**THE PROBLEM**
Extract each line from the entries below that has the string "this" in it.

**Excerpts from a figure dataset**

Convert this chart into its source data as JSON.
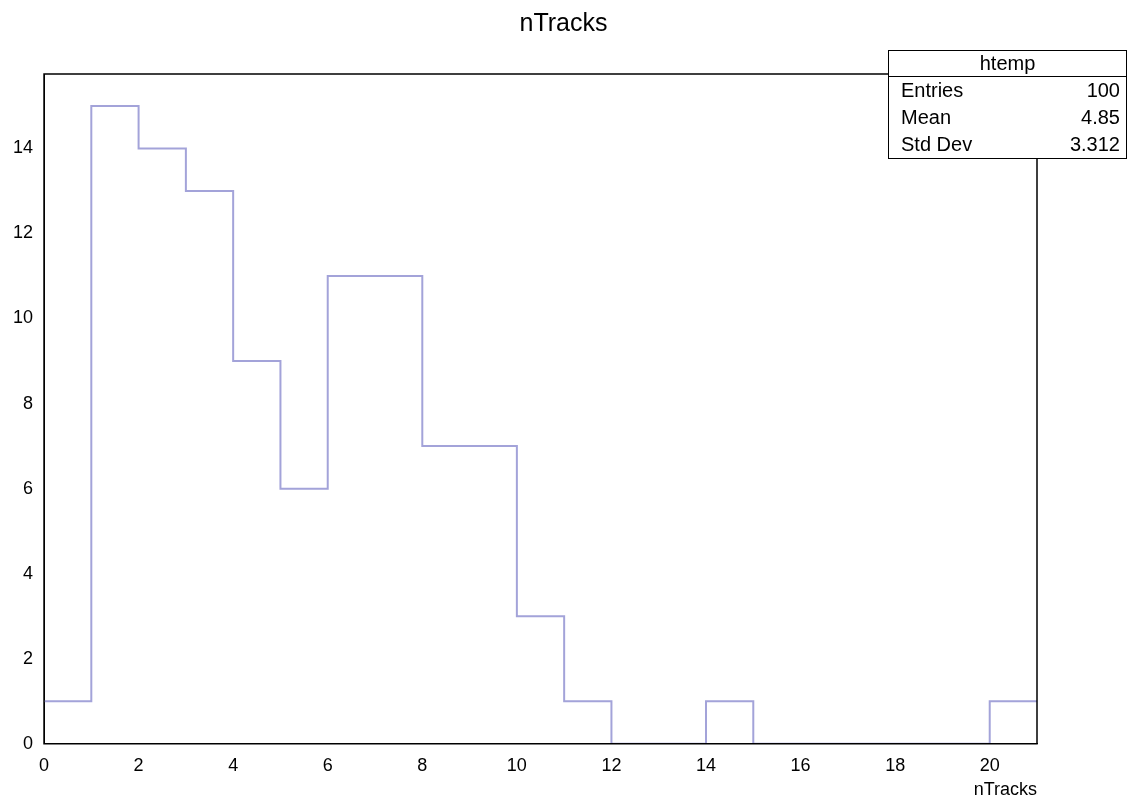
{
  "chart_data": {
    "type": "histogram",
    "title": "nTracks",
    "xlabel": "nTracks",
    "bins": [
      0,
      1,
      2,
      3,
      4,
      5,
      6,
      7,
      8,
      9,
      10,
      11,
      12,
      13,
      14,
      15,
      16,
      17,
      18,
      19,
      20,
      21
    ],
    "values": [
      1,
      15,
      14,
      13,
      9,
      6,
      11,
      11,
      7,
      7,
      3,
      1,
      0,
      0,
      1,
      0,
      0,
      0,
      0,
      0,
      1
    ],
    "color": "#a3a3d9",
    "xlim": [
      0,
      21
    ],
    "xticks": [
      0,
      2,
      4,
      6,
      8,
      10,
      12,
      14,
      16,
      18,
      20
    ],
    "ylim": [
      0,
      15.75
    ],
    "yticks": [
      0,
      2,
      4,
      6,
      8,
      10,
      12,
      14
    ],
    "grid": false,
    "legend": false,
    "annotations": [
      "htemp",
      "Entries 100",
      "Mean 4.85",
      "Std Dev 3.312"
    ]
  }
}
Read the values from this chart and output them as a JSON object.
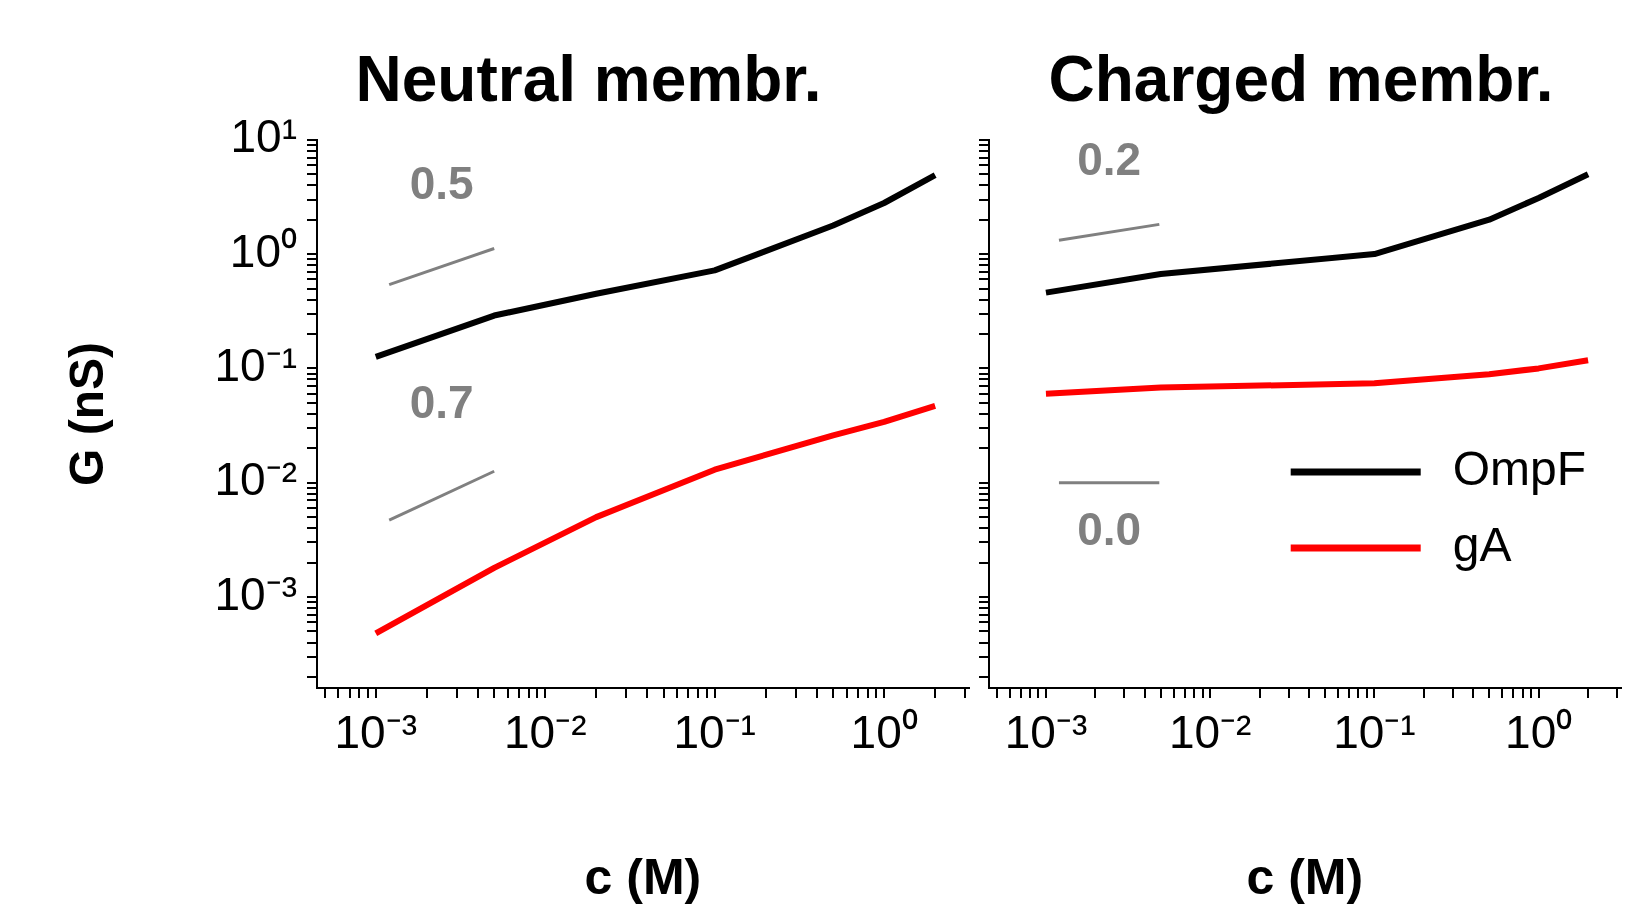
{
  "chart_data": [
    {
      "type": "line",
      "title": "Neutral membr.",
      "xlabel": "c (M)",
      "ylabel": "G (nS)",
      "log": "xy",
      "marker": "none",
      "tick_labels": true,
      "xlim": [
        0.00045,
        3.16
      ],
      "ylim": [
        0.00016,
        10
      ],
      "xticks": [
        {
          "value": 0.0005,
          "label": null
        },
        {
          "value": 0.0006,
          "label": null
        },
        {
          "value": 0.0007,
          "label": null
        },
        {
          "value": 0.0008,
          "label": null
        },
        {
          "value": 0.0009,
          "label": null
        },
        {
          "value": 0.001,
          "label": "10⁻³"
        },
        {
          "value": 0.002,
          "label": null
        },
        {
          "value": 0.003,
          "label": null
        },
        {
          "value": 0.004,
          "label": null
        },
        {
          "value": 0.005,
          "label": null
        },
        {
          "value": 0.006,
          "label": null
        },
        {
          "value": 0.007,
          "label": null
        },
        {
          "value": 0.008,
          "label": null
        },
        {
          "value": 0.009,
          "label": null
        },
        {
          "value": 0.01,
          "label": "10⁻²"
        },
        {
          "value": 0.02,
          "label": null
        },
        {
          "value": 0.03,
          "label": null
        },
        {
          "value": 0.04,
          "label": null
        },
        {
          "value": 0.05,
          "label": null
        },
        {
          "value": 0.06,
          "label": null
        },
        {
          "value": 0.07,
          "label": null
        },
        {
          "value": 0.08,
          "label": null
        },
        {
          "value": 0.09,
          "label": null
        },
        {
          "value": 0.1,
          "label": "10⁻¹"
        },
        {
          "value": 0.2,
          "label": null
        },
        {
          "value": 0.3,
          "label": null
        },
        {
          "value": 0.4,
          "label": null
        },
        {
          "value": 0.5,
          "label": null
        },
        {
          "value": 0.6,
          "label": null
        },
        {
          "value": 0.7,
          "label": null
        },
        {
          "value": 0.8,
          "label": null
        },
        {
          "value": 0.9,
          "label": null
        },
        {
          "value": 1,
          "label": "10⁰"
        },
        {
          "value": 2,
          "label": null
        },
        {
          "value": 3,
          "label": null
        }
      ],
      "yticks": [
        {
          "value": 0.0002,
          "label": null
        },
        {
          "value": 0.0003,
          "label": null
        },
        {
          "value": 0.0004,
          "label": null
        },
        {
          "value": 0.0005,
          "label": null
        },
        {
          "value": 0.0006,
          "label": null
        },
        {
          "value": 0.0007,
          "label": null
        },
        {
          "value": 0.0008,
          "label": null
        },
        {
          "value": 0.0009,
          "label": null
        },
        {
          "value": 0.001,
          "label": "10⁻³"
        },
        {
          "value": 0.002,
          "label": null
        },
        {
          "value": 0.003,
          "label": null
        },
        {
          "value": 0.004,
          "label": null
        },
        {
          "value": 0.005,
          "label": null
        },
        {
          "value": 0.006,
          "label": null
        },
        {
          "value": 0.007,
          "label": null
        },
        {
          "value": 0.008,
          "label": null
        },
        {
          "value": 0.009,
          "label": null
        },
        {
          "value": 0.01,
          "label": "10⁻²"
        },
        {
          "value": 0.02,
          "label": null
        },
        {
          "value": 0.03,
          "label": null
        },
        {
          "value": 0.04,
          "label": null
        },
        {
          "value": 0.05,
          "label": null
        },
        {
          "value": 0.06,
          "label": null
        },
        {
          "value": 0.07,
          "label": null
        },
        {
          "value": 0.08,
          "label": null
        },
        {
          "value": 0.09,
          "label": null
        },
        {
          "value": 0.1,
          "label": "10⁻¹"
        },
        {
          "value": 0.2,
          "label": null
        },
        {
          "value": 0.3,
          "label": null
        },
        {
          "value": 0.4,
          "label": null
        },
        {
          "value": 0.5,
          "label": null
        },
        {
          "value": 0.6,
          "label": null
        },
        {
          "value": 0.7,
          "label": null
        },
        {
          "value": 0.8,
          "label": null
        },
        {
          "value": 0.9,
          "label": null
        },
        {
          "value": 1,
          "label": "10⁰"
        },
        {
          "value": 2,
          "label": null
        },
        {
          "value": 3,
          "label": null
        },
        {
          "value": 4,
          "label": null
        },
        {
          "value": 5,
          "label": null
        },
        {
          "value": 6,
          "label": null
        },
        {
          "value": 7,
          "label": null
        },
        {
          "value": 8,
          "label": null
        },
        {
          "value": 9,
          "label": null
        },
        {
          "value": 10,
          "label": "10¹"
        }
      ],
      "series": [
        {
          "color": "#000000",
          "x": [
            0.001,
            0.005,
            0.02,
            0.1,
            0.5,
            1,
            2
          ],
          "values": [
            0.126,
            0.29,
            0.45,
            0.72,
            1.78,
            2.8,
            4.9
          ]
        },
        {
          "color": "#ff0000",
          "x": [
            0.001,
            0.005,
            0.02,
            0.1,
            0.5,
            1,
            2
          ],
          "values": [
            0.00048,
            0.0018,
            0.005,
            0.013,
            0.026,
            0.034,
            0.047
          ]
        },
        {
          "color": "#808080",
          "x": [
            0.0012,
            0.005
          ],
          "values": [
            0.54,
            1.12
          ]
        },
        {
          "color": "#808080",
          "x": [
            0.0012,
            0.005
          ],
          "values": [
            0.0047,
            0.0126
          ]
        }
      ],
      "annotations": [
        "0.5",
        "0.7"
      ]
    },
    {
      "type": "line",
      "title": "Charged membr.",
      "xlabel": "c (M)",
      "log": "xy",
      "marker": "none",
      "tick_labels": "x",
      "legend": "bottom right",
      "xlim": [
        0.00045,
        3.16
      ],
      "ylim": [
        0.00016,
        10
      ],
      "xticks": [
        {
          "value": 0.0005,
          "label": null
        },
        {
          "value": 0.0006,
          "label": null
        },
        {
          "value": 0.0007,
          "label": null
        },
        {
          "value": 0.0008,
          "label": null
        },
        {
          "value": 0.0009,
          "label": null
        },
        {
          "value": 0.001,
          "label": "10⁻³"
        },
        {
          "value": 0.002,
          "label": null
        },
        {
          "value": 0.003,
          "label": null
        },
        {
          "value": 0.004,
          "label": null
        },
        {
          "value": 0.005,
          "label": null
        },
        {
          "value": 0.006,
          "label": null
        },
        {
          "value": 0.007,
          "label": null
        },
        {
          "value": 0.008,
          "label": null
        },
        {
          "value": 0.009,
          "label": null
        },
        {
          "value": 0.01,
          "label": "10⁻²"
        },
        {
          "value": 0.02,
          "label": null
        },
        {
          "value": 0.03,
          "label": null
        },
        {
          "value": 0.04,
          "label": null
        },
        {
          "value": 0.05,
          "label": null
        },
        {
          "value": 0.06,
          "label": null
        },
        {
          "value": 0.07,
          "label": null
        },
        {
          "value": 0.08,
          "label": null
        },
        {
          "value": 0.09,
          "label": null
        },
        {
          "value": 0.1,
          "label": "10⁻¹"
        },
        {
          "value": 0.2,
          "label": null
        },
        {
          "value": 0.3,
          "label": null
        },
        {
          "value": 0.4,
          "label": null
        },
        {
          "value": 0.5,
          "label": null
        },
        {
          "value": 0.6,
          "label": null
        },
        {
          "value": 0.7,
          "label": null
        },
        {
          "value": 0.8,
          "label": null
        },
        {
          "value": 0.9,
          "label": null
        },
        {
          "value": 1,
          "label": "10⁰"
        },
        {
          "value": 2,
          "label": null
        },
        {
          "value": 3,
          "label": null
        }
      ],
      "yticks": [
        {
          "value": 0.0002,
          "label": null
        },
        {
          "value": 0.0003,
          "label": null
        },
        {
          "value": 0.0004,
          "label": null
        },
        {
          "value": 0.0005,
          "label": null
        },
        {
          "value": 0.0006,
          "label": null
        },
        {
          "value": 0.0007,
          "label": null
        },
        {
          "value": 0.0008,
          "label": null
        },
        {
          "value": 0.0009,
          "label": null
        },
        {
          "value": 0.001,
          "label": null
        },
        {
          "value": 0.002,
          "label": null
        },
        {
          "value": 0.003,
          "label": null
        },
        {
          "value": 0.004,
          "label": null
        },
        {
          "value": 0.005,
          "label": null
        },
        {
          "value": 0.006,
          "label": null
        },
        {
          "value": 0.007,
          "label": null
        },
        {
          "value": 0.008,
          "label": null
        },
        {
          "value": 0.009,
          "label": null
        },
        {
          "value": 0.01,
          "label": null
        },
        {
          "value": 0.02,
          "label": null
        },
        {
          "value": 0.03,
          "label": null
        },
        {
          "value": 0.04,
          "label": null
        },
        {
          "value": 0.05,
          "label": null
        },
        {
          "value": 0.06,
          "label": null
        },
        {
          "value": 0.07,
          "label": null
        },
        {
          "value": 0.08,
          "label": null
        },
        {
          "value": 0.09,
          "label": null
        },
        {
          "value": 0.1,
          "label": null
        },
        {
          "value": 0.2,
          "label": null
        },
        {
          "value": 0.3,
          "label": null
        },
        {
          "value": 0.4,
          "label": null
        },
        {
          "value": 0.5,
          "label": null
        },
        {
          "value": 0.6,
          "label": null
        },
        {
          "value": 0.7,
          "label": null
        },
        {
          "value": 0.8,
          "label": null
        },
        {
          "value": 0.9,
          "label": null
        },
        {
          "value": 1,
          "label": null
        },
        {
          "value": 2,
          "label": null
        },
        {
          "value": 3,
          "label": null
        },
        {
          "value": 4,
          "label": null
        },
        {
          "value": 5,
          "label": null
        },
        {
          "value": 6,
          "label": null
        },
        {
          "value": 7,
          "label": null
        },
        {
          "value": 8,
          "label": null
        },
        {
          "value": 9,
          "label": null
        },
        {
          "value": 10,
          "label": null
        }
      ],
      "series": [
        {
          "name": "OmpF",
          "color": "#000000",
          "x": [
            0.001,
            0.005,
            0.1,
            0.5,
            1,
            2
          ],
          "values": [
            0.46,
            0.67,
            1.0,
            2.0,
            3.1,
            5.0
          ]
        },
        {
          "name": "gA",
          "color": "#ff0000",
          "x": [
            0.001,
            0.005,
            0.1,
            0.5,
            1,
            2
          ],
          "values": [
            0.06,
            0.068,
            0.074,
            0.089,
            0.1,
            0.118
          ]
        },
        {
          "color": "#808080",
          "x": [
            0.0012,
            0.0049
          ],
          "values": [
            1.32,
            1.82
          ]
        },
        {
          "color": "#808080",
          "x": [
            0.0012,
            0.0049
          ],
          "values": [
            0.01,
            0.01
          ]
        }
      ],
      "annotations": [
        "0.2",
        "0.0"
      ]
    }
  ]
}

**EXERCISE RESULT**
Convert this chart into its source data as JSON.
Read the values from this chart and output them as a JSON object.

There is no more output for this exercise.